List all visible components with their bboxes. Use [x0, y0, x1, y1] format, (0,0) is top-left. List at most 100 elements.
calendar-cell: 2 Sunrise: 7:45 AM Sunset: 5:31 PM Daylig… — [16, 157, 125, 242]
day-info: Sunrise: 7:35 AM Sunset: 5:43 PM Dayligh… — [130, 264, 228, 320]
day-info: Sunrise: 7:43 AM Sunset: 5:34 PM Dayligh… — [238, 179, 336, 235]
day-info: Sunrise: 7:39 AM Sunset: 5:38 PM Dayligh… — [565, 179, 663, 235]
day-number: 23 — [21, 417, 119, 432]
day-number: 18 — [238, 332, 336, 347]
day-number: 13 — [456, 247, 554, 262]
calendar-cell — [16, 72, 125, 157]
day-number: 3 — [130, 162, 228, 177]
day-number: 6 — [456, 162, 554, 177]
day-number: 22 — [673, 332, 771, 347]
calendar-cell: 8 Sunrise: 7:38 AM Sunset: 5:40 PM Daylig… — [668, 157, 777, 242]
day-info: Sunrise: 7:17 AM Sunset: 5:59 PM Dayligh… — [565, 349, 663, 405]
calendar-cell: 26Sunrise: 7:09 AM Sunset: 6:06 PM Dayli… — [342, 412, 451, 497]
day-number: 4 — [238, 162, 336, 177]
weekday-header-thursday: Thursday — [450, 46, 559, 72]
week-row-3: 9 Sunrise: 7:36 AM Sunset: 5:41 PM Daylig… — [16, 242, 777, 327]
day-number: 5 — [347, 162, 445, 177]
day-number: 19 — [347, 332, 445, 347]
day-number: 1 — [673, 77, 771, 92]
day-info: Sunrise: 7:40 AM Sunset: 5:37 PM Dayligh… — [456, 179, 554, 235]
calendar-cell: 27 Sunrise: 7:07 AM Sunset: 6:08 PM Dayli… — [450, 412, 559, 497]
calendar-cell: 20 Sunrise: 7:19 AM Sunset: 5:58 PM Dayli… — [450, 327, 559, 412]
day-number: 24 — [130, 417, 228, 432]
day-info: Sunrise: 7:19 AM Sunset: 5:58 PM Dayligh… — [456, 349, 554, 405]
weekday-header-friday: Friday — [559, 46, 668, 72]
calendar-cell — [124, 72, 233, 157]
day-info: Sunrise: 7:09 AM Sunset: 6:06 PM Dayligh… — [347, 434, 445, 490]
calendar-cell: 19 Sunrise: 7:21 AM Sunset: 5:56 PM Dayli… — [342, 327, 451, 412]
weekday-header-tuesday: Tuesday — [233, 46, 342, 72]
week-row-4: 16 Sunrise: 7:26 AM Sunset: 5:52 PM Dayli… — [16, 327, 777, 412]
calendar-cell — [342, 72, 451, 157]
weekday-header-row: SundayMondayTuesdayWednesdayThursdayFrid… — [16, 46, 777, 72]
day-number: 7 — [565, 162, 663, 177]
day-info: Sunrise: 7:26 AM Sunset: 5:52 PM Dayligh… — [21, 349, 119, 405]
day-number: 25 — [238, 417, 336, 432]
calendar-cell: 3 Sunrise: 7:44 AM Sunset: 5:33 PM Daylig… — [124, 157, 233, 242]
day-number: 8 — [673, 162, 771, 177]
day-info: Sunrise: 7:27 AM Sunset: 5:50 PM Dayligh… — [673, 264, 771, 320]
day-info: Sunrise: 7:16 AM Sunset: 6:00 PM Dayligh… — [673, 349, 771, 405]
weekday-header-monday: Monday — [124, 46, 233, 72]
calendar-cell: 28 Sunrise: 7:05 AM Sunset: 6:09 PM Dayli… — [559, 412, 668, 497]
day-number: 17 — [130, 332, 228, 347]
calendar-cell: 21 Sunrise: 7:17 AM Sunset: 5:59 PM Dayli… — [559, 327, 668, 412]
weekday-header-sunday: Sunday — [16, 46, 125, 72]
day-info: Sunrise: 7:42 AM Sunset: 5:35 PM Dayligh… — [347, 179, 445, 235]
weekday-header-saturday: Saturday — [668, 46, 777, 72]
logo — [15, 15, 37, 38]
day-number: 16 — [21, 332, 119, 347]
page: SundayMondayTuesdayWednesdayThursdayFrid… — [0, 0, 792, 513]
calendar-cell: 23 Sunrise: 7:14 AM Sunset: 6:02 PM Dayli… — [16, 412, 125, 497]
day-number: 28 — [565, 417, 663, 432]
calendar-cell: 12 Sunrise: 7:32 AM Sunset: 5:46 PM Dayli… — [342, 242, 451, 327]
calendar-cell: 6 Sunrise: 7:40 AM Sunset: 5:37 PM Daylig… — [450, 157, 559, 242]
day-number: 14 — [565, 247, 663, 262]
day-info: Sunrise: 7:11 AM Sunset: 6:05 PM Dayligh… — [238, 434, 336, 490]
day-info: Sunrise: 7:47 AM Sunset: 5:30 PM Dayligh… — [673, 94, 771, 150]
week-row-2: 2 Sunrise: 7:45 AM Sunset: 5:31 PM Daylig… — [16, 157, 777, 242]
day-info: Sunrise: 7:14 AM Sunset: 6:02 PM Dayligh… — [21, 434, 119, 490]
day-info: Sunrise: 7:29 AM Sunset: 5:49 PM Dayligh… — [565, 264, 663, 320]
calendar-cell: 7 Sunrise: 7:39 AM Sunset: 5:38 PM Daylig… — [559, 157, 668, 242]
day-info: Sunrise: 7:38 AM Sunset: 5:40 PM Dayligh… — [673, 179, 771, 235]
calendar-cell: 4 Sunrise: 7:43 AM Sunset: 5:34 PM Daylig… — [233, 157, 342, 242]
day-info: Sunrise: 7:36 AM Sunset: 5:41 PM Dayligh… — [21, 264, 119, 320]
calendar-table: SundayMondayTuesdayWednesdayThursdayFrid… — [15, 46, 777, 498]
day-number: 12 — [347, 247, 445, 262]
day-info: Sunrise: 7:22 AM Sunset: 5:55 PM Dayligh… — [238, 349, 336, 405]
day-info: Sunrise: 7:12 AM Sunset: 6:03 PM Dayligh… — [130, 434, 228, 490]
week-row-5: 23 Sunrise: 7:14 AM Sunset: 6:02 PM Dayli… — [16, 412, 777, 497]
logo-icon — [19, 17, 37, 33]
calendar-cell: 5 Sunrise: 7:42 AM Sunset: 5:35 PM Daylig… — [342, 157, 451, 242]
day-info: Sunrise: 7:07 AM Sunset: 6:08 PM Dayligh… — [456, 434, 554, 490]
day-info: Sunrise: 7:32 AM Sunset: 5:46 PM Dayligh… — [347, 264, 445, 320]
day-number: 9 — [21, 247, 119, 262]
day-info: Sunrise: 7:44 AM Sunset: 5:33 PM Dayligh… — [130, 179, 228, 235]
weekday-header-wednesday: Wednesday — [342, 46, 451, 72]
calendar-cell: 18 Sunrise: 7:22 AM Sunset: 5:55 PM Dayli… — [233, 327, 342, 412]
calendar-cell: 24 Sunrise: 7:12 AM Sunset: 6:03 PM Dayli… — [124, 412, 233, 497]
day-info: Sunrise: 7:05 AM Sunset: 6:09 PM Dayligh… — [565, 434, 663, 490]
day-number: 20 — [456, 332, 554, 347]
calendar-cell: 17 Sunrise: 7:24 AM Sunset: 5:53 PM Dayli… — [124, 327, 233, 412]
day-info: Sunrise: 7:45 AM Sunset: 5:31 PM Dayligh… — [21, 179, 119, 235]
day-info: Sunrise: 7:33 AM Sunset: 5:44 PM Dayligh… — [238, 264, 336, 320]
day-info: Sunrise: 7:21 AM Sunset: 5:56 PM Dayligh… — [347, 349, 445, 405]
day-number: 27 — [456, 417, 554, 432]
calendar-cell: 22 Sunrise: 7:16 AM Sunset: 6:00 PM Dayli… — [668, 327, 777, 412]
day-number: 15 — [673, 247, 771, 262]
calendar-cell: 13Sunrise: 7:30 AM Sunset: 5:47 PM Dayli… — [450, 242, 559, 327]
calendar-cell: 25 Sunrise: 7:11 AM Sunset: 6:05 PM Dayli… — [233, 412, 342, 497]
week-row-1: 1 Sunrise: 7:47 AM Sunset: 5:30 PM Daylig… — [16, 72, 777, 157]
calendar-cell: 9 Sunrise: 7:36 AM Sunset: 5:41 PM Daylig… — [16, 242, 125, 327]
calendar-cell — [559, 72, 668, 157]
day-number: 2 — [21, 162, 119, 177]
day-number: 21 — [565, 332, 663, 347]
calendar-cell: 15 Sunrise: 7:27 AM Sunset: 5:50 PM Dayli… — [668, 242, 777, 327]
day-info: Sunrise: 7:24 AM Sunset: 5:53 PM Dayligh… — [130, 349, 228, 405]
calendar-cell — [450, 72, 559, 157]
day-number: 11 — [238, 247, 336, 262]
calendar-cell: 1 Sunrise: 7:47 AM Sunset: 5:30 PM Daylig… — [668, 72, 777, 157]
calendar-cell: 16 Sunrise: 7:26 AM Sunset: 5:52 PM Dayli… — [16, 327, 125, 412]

● **PETUNJUK LATIHAN**: Ulangi tanpa perubahan baris-baris mulai dari baris paling awal sampai dengan baris yang memuat "day-info: Sunrise: 7:35", termasuk baris itu sendiri.

● **PEMBAHASAN LATIHAN**:
List all visible components with their bboxes. Use [x0, y0, x1, y1] format, (0,0) is top-left. List at most 100 elements.
calendar-cell: 2 Sunrise: 7:45 AM Sunset: 5:31 PM Daylig… — [16, 157, 125, 242]
day-info: Sunrise: 7:35 AM Sunset: 5:43 PM Dayligh… — [130, 264, 228, 320]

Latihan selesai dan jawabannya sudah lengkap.